╔══
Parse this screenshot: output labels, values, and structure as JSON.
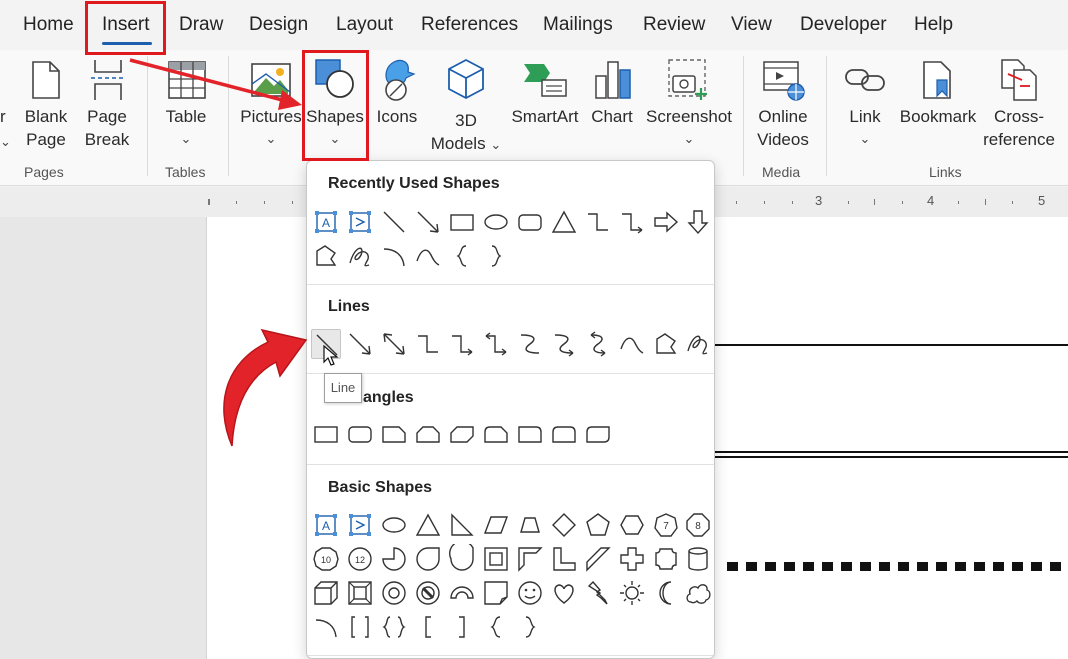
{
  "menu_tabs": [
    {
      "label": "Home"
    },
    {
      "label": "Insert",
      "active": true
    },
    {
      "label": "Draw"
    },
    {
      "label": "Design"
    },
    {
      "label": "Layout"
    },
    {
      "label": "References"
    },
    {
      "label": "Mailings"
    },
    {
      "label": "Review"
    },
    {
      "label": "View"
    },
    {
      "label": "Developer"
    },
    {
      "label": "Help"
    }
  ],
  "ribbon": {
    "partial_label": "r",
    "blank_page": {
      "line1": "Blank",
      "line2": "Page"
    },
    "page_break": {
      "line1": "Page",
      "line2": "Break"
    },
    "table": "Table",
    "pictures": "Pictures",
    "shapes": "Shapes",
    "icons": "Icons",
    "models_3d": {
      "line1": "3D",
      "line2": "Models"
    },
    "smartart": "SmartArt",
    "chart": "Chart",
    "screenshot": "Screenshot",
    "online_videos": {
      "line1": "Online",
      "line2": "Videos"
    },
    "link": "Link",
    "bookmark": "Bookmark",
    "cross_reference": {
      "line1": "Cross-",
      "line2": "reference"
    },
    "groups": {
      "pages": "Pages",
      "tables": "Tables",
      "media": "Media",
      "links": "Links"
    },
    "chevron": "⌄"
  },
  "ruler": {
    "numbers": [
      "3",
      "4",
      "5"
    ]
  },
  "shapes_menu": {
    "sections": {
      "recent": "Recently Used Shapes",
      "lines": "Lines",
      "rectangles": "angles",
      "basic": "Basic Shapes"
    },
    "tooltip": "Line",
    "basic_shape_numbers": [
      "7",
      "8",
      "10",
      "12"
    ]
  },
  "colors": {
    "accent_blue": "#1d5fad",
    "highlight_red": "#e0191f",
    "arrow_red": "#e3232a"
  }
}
╚══
Pick each line holding the word "screenshot" out of the listing.

Parse this screenshot: output labels, values, and structure as JSON.
    "screenshot": "Screenshot",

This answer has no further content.